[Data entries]
◆ ◆ ◆ ◆ ◆

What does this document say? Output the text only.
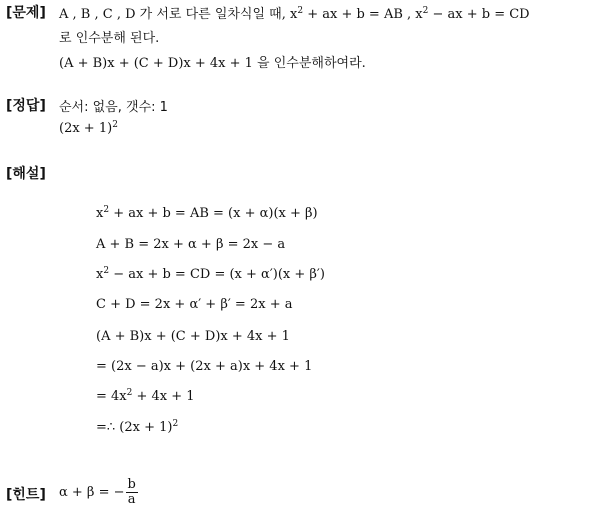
[문제] A , B , C , D 가 서로 다른 일차식일 때, $x^2$ + ax + b = AB , $x^2$ − ax + b = CD
로 인수분해 된다.
(A + B)x + (C + D)x + 4x + 1 을 인수분해하여라.
[정답] 순서: 없음, 갯수: 1
$(2x + 1)^2$
[해설]
$x^2$ + ax + b = AB = (x + α)(x + β)
A + B = 2x + α + β = 2x − a
$x^2$ − ax + b = CD = (x + α′)(x + β′)
C + D = 2x + α′ + β′ = 2x + a
(A + B)x + (C + D)x + 4x + 1
= (2x − a)x + (2x + a)x + 4x + 1
= $4x^2 + 4x + 1$
=∴ $(2x + 1)^2$
[힌트] α + β = − $\frac{b}{a}$
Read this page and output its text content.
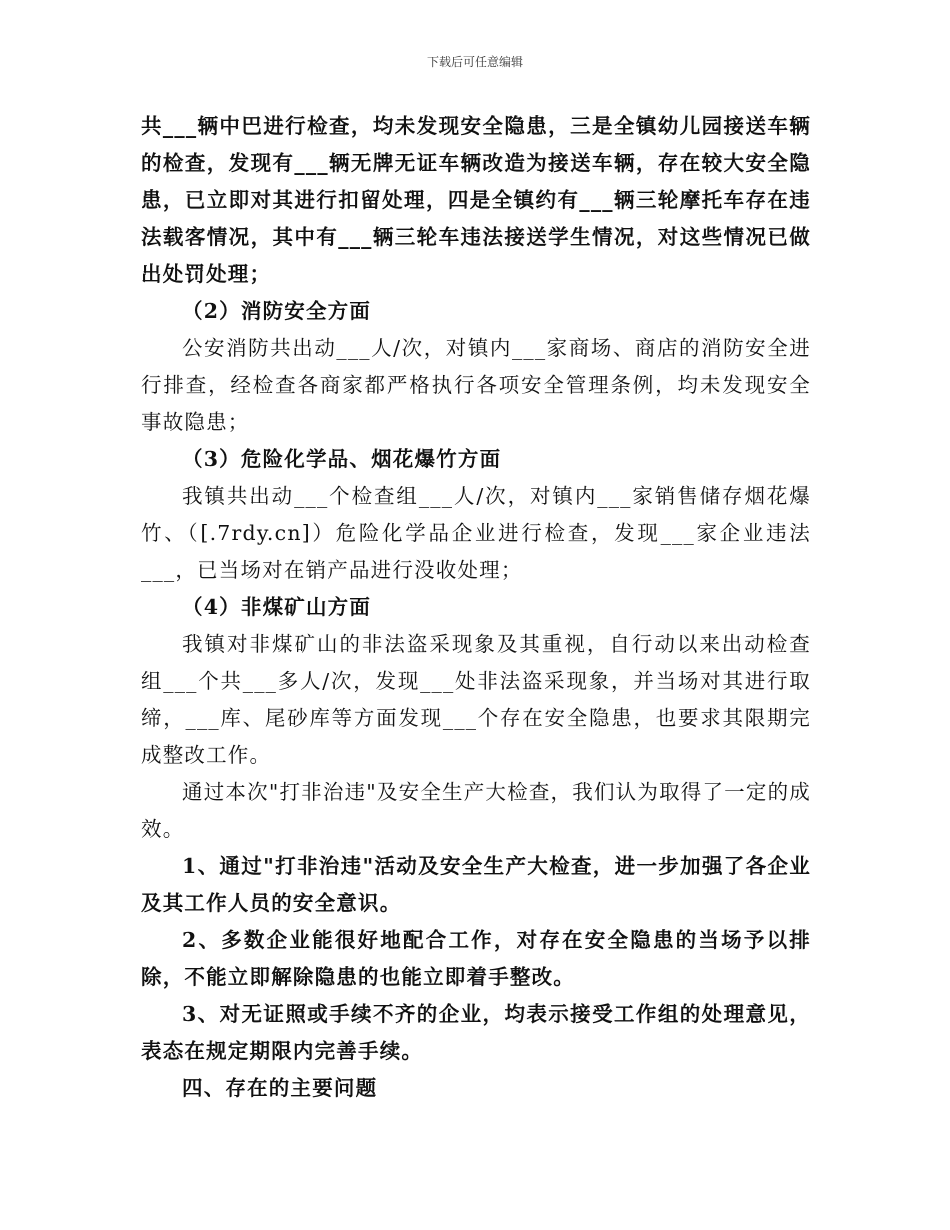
下载后可任意编辑

共___辆中巴进行检查，均未发现安全隐患，三是全镇幼儿园接送车辆的检查，发现有___辆无牌无证车辆改造为接送车辆，存在较大安全隐患，已立即对其进行扣留处理，四是全镇约有___辆三轮摩托车存在违法载客情况，其中有___辆三轮车违法接送学生情况，对这些情况已做出处罚处理；

（2）消防安全方面

公安消防共出动___人/次，对镇内___家商场、商店的消防安全进行排查，经检查各商家都严格执行各项安全管理条例，均未发现安全事故隐患；

（3）危险化学品、烟花爆竹方面

我镇共出动___个检查组___人/次，对镇内___家销售储存烟花爆竹、（[.7rdy.cn]）危险化学品企业进行检查，发现___家企业违法___，已当场对在销产品进行没收处理；

（4）非煤矿山方面

我镇对非煤矿山的非法盗采现象及其重视，自行动以来出动检查组___个共___多人/次，发现___处非法盗采现象，并当场对其进行取缔，___库、尾砂库等方面发现___个存在安全隐患，也要求其限期完成整改工作。

通过本次"打非治违"及安全生产大检查，我们认为取得了一定的成效。

1、通过"打非治违"活动及安全生产大检查，进一步加强了各企业及其工作人员的安全意识。

2、多数企业能很好地配合工作，对存在安全隐患的当场予以排除，不能立即解除隐患的也能立即着手整改。

3、对无证照或手续不齐的企业，均表示接受工作组的处理意见，表态在规定期限内完善手续。

四、存在的主要问题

◆ ◆ ◆ ◆ ◆

- Exercise goal -
Find the lines above that include the string "打非治违" and copy them.

- Result -
通过本次"打非治违"及安全生产大检查，我们认为取得了一定的成效。
1、通过"打非治违"活动及安全生产大检查，进一步加强了各企业及其工作人员的安全意识。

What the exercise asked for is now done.